- [Records of document pages and text]
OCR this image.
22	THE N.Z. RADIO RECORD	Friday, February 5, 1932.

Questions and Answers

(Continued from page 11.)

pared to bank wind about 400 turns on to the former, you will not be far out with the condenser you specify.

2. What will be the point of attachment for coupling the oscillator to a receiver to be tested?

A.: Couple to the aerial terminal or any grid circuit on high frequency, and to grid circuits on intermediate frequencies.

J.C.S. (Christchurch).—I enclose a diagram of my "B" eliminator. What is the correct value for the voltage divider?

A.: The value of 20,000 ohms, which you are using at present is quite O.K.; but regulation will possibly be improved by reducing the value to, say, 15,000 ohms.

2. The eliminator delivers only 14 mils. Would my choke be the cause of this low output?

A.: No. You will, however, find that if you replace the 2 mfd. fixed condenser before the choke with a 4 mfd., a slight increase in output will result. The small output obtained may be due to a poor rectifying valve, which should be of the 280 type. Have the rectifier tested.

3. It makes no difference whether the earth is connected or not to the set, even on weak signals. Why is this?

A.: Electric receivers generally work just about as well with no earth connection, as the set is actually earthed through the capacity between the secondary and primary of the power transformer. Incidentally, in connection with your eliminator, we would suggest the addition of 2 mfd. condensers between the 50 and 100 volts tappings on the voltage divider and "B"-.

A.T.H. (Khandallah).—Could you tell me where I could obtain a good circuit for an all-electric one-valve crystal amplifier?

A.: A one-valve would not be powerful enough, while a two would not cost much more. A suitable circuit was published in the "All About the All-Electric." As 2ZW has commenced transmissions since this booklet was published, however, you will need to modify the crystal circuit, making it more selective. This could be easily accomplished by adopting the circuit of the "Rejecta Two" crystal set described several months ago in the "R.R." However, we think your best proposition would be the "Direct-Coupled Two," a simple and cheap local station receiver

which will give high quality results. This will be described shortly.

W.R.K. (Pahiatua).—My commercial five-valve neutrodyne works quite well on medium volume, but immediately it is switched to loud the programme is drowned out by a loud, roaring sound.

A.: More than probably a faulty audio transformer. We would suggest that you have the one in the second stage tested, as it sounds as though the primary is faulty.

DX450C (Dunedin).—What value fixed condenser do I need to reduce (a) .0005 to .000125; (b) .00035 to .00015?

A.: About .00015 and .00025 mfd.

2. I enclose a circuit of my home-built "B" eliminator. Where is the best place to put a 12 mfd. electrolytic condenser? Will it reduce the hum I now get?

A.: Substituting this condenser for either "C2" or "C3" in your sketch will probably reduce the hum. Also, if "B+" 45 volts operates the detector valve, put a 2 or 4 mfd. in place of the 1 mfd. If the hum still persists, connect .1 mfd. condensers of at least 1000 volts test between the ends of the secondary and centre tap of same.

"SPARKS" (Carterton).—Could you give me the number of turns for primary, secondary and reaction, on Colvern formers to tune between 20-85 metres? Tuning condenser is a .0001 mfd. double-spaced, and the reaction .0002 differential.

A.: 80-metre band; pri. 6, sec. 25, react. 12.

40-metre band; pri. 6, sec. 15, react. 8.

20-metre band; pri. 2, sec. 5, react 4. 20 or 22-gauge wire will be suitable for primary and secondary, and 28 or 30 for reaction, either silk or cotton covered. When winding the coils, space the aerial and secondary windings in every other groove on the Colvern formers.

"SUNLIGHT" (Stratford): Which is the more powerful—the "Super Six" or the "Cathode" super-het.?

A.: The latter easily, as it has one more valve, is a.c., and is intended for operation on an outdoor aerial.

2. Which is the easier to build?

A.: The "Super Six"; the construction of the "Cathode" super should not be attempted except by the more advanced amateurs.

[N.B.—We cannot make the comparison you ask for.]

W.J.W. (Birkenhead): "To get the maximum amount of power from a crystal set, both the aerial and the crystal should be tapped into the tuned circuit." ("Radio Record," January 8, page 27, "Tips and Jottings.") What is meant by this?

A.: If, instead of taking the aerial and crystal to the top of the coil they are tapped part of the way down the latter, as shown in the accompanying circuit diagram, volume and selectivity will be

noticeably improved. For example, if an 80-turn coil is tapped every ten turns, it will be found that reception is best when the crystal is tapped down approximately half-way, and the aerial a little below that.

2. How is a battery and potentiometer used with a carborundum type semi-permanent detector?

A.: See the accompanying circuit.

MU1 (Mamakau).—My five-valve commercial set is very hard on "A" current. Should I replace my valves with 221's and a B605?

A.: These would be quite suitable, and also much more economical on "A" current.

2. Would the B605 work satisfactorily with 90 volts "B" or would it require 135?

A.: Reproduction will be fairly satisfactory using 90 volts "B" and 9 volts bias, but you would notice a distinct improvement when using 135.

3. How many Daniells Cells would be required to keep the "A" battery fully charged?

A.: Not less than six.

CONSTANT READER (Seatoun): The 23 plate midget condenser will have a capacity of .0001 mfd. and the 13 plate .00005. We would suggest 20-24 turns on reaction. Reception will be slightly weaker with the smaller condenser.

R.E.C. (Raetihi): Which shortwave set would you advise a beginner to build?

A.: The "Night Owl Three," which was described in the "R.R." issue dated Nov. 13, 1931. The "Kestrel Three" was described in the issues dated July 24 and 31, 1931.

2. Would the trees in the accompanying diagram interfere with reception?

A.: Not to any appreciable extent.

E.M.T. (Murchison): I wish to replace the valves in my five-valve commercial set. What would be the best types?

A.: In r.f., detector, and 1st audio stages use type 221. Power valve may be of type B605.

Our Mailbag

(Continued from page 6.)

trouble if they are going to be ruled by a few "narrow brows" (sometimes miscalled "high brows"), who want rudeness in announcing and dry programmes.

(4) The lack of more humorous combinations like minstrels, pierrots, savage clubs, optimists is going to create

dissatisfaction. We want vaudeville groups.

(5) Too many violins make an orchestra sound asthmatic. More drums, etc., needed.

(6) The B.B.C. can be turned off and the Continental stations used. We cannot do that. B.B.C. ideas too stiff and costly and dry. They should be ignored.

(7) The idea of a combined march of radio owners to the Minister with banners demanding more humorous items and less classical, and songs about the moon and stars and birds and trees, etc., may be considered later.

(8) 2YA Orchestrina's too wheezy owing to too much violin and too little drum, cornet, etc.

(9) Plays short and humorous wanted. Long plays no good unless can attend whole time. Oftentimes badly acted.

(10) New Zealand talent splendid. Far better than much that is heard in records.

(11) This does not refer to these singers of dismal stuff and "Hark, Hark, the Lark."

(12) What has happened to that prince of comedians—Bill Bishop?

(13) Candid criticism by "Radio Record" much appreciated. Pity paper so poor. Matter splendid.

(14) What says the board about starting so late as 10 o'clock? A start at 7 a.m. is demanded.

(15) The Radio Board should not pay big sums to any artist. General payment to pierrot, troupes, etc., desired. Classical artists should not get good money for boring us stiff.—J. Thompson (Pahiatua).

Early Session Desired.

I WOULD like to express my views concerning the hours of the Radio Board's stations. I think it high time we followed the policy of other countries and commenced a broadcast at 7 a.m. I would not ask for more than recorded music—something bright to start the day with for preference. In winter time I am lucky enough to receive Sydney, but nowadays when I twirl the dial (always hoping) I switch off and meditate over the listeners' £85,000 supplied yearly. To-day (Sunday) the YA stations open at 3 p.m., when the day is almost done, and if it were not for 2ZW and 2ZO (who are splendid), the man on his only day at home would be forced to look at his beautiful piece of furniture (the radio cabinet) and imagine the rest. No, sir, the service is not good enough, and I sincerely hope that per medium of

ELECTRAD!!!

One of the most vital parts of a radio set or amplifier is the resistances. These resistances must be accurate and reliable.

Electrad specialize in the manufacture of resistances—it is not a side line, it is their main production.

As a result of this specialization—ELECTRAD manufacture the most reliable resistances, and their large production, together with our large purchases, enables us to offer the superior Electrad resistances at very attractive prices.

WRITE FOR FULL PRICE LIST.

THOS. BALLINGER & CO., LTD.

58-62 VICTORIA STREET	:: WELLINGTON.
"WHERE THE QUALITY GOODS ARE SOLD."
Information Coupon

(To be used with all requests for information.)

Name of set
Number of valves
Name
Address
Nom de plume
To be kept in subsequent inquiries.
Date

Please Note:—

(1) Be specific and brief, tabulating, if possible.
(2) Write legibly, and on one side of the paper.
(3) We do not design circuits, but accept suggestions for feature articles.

- [TO DO] Spot the lines above that mention "little" and copy them.

- [RESULT OF THIS EXERCISE]
noticeably improved. For example, if an 80-turn coil is tapped every ten turns, it will be found that reception is best when the crystal is tapped down approximately half-way, and the aerial a little below that.
(8) 2YA Orchestrina's too wheezy owing to too much violin and too little drum, cornet, etc.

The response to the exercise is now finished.